Raw records:

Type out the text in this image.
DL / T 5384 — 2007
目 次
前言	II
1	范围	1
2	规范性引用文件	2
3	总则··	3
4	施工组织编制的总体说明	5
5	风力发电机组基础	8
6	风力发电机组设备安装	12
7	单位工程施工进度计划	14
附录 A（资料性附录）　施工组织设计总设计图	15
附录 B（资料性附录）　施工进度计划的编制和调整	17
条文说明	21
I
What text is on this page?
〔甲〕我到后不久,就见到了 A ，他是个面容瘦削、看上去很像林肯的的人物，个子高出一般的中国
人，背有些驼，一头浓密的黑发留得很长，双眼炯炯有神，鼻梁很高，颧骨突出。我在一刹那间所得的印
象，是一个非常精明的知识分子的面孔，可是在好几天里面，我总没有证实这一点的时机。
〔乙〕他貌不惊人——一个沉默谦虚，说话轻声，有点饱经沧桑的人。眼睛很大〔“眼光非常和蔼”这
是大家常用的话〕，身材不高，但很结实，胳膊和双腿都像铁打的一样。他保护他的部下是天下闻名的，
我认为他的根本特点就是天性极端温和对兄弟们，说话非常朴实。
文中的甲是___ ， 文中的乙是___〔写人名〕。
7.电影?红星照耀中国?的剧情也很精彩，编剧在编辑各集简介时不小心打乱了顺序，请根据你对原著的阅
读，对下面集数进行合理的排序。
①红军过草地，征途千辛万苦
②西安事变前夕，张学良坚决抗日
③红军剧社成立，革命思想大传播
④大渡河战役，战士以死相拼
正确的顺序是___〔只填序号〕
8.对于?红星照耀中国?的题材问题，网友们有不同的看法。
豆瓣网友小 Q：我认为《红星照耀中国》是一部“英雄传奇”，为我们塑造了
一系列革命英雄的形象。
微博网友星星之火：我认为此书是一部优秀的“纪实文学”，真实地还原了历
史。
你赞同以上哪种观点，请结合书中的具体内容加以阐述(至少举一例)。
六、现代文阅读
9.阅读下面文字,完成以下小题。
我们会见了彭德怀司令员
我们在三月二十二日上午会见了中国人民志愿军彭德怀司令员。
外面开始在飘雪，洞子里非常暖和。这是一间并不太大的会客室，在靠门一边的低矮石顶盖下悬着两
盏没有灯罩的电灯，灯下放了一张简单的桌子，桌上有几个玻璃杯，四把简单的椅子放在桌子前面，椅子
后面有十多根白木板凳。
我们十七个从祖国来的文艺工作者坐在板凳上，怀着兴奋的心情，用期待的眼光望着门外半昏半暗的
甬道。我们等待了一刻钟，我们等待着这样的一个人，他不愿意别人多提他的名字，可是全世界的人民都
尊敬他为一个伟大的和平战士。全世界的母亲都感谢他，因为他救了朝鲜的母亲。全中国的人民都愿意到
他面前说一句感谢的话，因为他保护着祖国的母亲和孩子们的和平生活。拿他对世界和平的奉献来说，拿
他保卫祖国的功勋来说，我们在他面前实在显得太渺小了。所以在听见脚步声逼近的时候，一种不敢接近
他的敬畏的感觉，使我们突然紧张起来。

Challenge: Take the data above and return it exactly.

Result:
Type out the text in this image.
DL / T 5384 — 2007
目 次
前言	II
1	范围	1
2	规范性引用文件	2
3	总则··	3
4	施工组织编制的总体说明	5
5	风力发电机组基础	8
6	风力发电机组设备安装	12
7	单位工程施工进度计划	14
附录 A（资料性附录）　施工组织设计总设计图	15
附录 B（资料性附录）　施工进度计划的编制和调整	17
条文说明	21
I
What text is on this page?
〔甲〕我到后不久,就见到了 A ，他是个面容瘦削、看上去很像林肯的的人物，个子高出一般的中国
人，背有些驼，一头浓密的黑发留得很长，双眼炯炯有神，鼻梁很高，颧骨突出。我在一刹那间所得的印
象，是一个非常精明的知识分子的面孔，可是在好几天里面，我总没有证实这一点的时机。
〔乙〕他貌不惊人——一个沉默谦虚，说话轻声，有点饱经沧桑的人。眼睛很大〔“眼光非常和蔼”这
是大家常用的话〕，身材不高，但很结实，胳膊和双腿都像铁打的一样。他保护他的部下是天下闻名的，
我认为他的根本特点就是天性极端温和对兄弟们，说话非常朴实。
文中的甲是___ ， 文中的乙是___〔写人名〕。
7.电影?红星照耀中国?的剧情也很精彩，编剧在编辑各集简介时不小心打乱了顺序，请根据你对原著的阅
读，对下面集数进行合理的排序。
①红军过草地，征途千辛万苦
②西安事变前夕，张学良坚决抗日
③红军剧社成立，革命思想大传播
④大渡河战役，战士以死相拼
正确的顺序是___〔只填序号〕
8.对于?红星照耀中国?的题材问题，网友们有不同的看法。
豆瓣网友小 Q：我认为《红星照耀中国》是一部“英雄传奇”，为我们塑造了
一系列革命英雄的形象。
微博网友星星之火：我认为此书是一部优秀的“纪实文学”，真实地还原了历
史。
你赞同以上哪种观点，请结合书中的具体内容加以阐述(至少举一例)。
六、现代文阅读
9.阅读下面文字,完成以下小题。
我们会见了彭德怀司令员
我们在三月二十二日上午会见了中国人民志愿军彭德怀司令员。
外面开始在飘雪，洞子里非常暖和。这是一间并不太大的会客室，在靠门一边的低矮石顶盖下悬着两
盏没有灯罩的电灯，灯下放了一张简单的桌子，桌上有几个玻璃杯，四把简单的椅子放在桌子前面，椅子
后面有十多根白木板凳。
我们十七个从祖国来的文艺工作者坐在板凳上，怀着兴奋的心情，用期待的眼光望着门外半昏半暗的
甬道。我们等待了一刻钟，我们等待着这样的一个人，他不愿意别人多提他的名字，可是全世界的人民都
尊敬他为一个伟大的和平战士。全世界的母亲都感谢他，因为他救了朝鲜的母亲。全中国的人民都愿意到
他面前说一句感谢的话，因为他保护着祖国的母亲和孩子们的和平生活。拿他对世界和平的奉献来说，拿
他保卫祖国的功勋来说，我们在他面前实在显得太渺小了。所以在听见脚步声逼近的时候，一种不敢接近
他的敬畏的感觉，使我们突然紧张起来。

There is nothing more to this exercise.